[ENTRIES SHOWN start]
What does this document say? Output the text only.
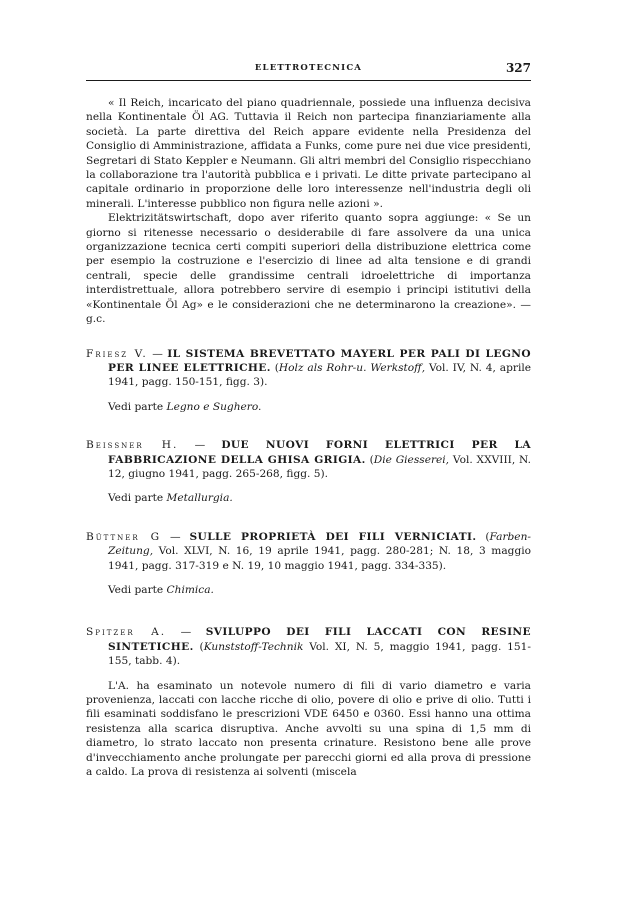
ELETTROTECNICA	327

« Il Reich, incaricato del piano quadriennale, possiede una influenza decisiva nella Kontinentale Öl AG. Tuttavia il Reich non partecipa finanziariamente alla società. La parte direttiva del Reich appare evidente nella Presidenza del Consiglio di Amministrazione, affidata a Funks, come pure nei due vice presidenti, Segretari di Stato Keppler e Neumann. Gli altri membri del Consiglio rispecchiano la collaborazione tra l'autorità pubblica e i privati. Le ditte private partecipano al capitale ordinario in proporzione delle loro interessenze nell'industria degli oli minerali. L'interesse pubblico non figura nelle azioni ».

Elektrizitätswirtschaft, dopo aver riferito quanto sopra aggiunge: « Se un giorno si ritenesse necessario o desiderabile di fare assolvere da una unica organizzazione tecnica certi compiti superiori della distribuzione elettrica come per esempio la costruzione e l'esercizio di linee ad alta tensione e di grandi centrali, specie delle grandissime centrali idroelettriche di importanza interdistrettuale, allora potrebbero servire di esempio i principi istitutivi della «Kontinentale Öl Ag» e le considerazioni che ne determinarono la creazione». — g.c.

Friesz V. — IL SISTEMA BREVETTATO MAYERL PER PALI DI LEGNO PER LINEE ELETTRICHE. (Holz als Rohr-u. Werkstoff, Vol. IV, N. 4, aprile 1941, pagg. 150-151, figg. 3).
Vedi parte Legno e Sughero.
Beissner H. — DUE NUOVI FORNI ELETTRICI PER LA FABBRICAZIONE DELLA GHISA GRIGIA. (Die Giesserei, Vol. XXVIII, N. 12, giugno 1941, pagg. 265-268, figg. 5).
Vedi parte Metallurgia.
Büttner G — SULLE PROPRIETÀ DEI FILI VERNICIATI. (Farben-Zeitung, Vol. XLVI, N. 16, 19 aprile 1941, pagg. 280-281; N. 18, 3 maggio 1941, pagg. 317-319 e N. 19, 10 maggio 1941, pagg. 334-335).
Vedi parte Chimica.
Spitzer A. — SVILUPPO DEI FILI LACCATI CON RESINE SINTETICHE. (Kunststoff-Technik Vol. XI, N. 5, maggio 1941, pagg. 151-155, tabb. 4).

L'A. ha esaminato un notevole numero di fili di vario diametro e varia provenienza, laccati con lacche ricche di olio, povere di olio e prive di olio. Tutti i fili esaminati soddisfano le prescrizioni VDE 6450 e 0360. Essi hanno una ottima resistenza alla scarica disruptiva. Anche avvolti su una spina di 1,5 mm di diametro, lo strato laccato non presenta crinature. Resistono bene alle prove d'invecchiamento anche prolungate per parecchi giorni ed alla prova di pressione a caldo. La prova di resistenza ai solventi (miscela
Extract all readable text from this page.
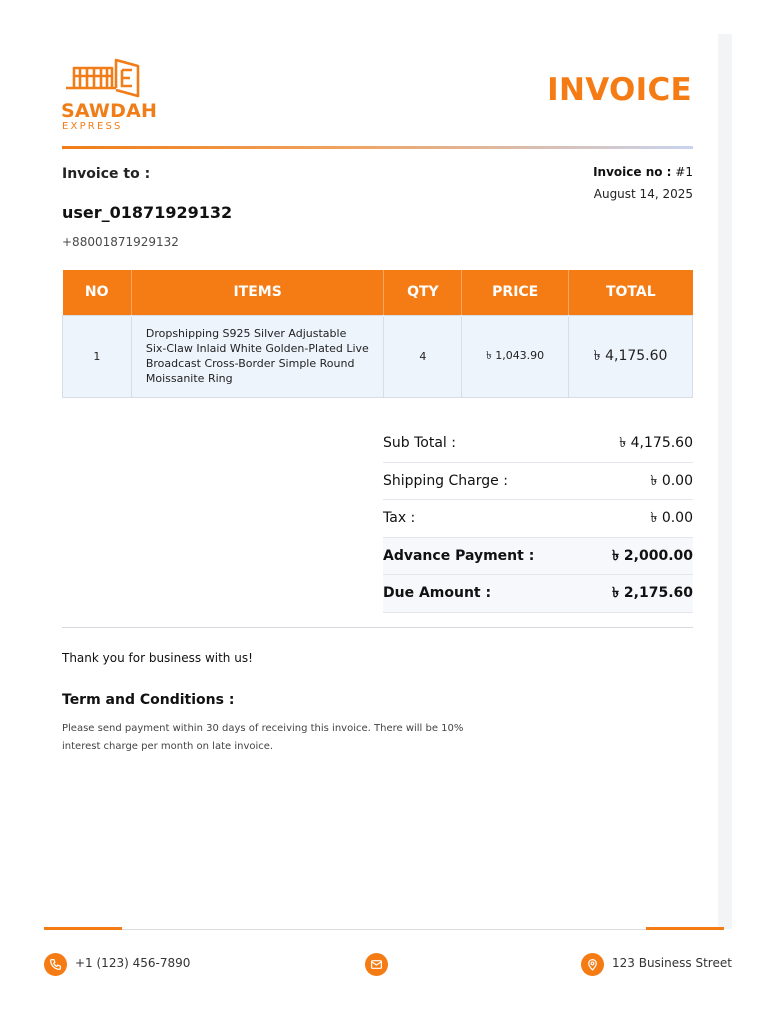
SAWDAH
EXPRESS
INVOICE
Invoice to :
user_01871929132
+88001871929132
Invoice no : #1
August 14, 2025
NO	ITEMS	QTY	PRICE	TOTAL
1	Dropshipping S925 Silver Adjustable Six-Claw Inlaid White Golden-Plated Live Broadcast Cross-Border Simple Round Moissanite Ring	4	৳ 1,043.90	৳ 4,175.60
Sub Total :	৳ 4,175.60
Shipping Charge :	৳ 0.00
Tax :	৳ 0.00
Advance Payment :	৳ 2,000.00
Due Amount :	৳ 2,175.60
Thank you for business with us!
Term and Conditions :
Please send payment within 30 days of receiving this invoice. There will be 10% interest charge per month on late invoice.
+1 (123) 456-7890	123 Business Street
[ENTRIES SHOWN end]
- **JOB**: Show the lines of the data that hold the word "come".

- **OUTPUT FOR THIS TASK**:
« Il Reich, incaricato del piano quadriennale, possiede una influenza decisiva nella Kontinentale Öl AG. Tuttavia il Reich non partecipa finanziariamente alla società. La parte direttiva del Reich appare evidente nella Presidenza del Consiglio di Amministrazione, affidata a Funks, come pure nei due vice presidenti, Segretari di Stato Keppler e Neumann. Gli altri membri del Consiglio rispecchiano la collaborazione tra l'autorità pubblica e i privati. Le ditte private partecipano al capitale ordinario in proporzione delle loro interessenze nell'industria degli oli minerali. L'interesse pubblico non figura nelle azioni ».
Elektrizitätswirtschaft, dopo aver riferito quanto sopra aggiunge: « Se un giorno si ritenesse necessario o desiderabile di fare assolvere da una unica organizzazione tecnica certi compiti superiori della distribuzione elettrica come per esempio la costruzione e l'esercizio di linee ad alta tensione e di grandi centrali, specie delle grandissime centrali idroelettriche di importanza interdistrettuale, allora potrebbero servire di esempio i principi istitutivi della «Kontinentale Öl Ag» e le considerazioni che ne determinarono la creazione». — g.c.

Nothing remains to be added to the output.